▸ **Passage provided**:
Research challenges

i. present uplift and Neogene tectonism

The uplift rate residuals identified by Fjeldskaar et al. (2000) are significantly larger than the time-averaged Neogene rates. In this project we will undertake a refined rebound modeling, which will constrain these residuals of the tectonic component. The computations will be done by global models described in Cathles (1975) and regional models described in Fjeldskaar et al. (1997) with high spatial resolution (10 km; cf. Fig. 1b) and glacial history of every 1000 years. We will search for similar anomalies in Novaya Zemlja and Svalbard areas (Fig. 1b), in an attempt to infer  the lateral extent and magnitude of the present rate of the Neogene tectonic movements. This objective will be supplemented by 2D basin modeling with computation of vitrinite reflectance and quartz cement (method of  Walderhaug et al., 2000) and calibrated to well information.

ii. mapping of erosion and isostasy in 3 glacial stages

Previous attempts to map the regional Plio-Pleistocene erosion and sedimentation were made e.g. by Riis & Fjeldskaar (1992) and Rasmussen & Fjeldskaar (1996). More recently, A. Amantov (unpublished) has done similar compilations (Fig. 2). The challenge of estimating the amount of sediments that are removed are significant because we have only indirect data that can be used; one indirect measure being accumulated sediment volumes. Careful mass-balance control (Fig. 2) is thus important. One important, but also difficult task of this project is to divide the total Plio-Pleistocene erosion/deposition into three stages (cf. next paragraph).

Figure 2. Mapped Plio-Pleistocene sedimentation (left) and erosion of Northern Europe (right). From Amantov (unpublished).

▸ **Data entries**:
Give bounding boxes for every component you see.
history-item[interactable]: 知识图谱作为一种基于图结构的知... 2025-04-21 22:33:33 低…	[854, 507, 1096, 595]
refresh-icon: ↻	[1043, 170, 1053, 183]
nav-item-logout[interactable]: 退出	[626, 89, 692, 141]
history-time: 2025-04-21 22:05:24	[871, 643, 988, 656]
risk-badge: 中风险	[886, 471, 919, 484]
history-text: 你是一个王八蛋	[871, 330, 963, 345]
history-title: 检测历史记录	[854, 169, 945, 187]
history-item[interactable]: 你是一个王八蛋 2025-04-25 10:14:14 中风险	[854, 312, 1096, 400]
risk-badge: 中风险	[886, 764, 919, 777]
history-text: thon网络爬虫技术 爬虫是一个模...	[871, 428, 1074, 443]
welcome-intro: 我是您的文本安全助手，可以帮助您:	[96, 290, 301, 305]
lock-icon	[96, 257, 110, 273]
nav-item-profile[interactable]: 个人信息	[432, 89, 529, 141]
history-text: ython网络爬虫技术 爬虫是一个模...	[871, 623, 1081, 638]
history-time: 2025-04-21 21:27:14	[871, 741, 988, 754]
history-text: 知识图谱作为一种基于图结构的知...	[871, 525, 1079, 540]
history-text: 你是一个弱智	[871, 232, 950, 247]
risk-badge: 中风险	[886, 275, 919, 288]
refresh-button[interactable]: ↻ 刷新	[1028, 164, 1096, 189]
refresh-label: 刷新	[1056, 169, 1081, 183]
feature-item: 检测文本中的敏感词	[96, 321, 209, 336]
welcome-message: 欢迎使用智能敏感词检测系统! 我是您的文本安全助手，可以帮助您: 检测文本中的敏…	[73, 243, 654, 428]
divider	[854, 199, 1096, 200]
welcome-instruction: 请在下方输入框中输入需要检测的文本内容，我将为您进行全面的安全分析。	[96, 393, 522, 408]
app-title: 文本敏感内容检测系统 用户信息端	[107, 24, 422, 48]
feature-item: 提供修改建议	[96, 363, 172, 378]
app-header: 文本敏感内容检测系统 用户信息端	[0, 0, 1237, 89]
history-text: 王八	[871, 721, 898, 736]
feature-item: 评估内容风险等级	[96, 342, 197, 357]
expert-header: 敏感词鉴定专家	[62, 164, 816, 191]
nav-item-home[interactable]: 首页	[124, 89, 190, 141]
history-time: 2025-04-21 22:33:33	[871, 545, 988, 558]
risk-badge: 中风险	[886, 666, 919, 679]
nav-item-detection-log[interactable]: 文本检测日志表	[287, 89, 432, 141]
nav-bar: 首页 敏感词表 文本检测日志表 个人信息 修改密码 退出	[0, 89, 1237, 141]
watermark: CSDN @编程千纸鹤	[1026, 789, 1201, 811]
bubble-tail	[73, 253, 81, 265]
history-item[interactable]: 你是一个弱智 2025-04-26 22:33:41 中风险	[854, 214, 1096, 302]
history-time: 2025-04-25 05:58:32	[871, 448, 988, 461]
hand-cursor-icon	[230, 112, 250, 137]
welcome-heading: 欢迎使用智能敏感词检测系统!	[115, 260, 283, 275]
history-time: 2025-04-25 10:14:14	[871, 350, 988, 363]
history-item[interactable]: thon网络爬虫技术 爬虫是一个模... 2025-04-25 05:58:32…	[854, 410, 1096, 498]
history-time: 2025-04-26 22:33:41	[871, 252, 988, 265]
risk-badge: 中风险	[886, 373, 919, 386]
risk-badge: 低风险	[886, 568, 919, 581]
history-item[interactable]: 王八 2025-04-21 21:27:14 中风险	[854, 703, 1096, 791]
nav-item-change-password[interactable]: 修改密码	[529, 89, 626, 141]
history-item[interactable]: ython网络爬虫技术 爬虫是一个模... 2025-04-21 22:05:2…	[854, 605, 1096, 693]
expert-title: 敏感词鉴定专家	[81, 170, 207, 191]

▸ **Stated goal A**: Based on the research challenges text, state whether each statement agrees with it: (i) The rebound computations will use a glacial history of every 1000 years. (ii) The project will search for similar anomalies in Iceland and Greenland. (iii) Dividing the total Plio-Pleistocene erosion/deposition into three stages is described as an easy task. For each, give yes or no and quote the deciding words.
▸ **Stated goal B**: Reproduce the research challenges text from "ii. mapping of" to "From Amantov (unpublished).".

▸ **Task solution A**:
(i) Yes: "glacial history of every 1000 years"
(ii) No: "We will search for similar anomalies in Novaya Zemlja and Svalbard areas"
(iii) No: "One important, but also difficult task of this project is to divide the total Plio-Pleistocene erosion/deposition into three stages"

▸ **Task solution B**:
ii. mapping of erosion and isostasy in 3 glacial stages

Previous attempts to map the regional Plio-Pleistocene erosion and sedimentation were made e.g. by Riis & Fjeldskaar (1992) and Rasmussen & Fjeldskaar (1996). More recently, A. Amantov (unpublished) has done similar compilations (Fig. 2). The challenge of estimating the amount of sediments that are removed are significant because we have only indirect data that can be used; one indirect measure being accumulated sediment volumes. Careful mass-balance control (Fig. 2) is thus important. One important, but also difficult task of this project is to divide the total Plio-Pleistocene erosion/deposition into three stages (cf. next paragraph).

Figure 2. Mapped Plio-Pleistocene sedimentation (left) and erosion of Northern Europe (right). From Amantov (unpublished).